- Your instructions: Search the entries below. Return every line that has "Speed" in it.

>> START Dataset

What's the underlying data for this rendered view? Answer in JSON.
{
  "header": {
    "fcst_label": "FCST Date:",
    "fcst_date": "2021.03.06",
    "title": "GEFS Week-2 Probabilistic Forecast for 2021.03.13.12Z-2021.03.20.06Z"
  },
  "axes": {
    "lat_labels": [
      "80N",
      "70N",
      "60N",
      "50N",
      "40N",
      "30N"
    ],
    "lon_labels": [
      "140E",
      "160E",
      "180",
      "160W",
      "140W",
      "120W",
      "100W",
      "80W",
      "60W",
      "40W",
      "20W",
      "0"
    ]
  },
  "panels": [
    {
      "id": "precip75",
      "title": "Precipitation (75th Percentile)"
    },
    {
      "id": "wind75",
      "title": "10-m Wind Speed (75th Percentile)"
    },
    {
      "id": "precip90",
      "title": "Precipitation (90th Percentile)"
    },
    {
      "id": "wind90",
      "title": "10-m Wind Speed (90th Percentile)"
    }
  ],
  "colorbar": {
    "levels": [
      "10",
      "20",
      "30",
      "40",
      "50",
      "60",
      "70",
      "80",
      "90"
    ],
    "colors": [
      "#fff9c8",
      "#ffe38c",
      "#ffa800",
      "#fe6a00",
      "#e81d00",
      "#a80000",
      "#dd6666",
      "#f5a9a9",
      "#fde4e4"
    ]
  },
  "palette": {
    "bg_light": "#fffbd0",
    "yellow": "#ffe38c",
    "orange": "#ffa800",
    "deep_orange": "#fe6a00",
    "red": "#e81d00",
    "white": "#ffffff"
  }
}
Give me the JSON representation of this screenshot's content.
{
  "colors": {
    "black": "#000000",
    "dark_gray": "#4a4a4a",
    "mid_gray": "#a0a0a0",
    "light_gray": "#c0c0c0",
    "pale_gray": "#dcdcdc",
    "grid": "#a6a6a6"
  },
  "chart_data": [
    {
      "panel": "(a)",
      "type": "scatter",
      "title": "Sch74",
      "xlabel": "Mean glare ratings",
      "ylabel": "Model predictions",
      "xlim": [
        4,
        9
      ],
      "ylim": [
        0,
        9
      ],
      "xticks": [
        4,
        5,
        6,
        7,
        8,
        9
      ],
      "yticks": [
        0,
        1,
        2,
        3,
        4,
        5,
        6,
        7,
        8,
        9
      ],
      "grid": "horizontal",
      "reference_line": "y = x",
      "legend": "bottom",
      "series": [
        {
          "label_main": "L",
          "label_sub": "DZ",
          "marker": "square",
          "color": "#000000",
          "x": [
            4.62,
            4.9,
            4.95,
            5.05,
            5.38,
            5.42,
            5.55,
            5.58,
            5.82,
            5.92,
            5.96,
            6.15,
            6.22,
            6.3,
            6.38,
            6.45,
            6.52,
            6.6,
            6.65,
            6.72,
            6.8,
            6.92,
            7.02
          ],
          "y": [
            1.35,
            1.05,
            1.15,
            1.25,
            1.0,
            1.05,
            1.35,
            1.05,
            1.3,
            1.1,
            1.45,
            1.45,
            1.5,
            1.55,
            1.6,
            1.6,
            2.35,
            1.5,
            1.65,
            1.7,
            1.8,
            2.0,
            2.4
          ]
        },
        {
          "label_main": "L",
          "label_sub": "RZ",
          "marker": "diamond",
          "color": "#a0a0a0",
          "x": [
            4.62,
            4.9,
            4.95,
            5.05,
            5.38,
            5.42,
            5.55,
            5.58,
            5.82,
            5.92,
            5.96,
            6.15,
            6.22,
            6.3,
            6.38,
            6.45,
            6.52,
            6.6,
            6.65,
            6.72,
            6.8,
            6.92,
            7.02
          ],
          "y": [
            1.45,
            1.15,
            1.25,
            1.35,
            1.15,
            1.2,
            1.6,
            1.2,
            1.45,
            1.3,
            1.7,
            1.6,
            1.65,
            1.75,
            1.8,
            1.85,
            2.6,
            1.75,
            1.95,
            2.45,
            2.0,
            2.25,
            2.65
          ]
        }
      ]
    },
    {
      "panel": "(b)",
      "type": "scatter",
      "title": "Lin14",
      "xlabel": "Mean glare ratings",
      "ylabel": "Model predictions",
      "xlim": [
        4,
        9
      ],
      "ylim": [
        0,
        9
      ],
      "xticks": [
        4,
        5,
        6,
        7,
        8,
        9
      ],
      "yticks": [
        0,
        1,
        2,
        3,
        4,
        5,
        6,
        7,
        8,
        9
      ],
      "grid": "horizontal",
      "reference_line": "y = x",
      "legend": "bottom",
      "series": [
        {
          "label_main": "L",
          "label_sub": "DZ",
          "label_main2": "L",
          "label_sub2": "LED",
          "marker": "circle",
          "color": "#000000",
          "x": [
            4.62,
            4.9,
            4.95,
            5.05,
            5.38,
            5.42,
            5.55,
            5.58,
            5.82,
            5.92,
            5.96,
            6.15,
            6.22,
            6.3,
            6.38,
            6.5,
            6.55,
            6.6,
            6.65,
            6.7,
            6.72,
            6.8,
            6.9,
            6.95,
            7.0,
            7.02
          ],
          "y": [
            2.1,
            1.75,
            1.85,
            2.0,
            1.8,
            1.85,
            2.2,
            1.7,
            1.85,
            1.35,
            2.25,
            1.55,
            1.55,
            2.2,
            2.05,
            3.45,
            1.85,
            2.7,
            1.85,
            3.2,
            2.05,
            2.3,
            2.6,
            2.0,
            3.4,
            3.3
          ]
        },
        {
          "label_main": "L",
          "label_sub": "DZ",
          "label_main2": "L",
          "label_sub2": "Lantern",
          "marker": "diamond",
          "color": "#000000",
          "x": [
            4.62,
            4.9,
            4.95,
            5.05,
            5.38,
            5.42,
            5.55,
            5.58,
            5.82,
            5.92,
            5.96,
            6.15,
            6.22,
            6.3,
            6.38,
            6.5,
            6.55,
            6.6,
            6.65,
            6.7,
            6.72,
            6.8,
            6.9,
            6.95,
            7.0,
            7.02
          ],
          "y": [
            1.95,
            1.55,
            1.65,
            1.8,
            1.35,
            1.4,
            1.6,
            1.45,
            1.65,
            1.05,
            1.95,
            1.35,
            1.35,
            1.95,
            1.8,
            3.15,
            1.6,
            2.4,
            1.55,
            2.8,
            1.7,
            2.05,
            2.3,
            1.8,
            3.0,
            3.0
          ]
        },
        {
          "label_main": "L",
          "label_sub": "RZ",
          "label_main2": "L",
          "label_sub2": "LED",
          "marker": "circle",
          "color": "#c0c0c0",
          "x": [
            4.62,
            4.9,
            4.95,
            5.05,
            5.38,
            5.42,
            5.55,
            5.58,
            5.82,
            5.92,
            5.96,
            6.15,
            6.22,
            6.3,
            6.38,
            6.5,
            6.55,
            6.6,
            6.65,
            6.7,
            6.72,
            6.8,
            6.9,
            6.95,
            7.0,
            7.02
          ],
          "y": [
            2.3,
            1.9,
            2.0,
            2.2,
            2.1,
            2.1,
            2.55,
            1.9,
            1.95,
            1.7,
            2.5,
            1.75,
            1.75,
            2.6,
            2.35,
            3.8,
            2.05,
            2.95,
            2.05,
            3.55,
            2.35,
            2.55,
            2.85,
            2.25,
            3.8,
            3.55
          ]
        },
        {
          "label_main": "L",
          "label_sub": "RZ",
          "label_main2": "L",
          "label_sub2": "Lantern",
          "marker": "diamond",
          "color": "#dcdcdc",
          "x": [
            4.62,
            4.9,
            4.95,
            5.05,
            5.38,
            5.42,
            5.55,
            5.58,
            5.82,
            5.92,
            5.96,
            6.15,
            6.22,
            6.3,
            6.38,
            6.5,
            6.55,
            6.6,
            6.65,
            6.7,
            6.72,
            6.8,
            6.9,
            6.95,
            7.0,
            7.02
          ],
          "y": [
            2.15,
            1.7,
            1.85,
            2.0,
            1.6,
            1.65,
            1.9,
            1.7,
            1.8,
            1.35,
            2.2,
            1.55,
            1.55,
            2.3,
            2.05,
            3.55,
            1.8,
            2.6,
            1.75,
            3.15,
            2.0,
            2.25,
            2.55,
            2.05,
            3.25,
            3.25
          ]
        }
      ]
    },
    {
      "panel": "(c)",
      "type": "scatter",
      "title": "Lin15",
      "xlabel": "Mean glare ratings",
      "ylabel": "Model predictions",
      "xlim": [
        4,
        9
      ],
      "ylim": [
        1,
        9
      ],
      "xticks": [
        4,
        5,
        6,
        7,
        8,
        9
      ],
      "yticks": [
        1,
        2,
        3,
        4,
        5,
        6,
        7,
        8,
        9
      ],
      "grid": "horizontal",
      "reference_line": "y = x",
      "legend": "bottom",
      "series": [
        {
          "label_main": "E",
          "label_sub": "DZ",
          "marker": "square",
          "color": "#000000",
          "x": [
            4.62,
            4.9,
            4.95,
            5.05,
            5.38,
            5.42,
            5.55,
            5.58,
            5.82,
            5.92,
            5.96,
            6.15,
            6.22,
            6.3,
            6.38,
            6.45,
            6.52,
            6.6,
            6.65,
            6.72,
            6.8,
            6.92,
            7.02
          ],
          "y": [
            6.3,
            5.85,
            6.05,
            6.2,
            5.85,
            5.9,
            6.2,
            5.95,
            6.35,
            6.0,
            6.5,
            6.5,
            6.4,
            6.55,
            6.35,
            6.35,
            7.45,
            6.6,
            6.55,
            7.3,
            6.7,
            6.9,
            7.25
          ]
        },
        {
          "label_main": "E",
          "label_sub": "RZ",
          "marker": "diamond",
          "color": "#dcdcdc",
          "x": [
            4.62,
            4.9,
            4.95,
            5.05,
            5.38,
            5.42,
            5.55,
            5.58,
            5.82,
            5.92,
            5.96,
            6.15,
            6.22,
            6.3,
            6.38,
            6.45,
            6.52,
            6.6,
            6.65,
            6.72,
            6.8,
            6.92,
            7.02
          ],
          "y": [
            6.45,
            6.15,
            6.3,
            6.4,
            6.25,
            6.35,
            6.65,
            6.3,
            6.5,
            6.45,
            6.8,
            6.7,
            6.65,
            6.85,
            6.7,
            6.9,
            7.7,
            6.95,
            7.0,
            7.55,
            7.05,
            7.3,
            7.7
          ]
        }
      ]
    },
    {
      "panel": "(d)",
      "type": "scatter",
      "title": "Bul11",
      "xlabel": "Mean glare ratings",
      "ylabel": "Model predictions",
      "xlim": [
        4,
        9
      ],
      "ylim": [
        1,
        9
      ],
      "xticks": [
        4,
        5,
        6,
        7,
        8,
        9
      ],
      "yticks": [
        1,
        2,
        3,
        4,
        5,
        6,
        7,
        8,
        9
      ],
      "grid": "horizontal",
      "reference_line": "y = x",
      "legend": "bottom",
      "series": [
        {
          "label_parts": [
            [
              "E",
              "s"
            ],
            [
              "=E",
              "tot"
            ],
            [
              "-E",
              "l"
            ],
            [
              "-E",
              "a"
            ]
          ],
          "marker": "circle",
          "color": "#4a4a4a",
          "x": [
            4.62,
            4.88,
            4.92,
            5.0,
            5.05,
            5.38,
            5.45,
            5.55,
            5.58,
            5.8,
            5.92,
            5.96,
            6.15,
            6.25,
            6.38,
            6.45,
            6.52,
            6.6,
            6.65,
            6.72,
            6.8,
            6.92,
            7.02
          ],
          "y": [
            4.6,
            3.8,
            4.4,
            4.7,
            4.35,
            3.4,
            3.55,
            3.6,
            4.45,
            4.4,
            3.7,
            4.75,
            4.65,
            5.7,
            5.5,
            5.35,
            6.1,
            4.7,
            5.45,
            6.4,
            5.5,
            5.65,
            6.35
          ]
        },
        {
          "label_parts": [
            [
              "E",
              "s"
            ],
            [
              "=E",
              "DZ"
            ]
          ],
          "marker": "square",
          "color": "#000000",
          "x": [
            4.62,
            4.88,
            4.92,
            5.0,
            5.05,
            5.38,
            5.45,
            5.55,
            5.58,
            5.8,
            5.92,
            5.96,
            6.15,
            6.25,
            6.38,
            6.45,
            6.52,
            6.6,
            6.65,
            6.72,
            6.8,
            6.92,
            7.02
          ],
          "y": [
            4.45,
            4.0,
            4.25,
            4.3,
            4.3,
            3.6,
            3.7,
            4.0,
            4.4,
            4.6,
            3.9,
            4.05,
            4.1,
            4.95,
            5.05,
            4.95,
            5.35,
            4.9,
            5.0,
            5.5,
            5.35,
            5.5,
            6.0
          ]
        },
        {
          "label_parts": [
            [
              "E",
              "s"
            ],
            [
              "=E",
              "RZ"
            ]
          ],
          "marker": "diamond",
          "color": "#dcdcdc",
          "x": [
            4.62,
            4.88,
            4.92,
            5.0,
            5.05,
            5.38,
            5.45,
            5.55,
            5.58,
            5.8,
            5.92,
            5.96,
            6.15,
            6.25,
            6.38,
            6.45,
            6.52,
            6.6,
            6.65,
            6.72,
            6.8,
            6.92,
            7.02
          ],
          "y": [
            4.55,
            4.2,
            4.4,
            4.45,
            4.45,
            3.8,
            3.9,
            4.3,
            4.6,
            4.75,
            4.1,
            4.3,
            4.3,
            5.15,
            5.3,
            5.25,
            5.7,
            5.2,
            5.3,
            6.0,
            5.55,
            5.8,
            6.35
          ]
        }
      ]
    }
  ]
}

>> END Dataset

- Solution to this problem:
      "title": "10-m Wind Speed (75th Percentile)"
      "title": "10-m Wind Speed (90th Percentile)"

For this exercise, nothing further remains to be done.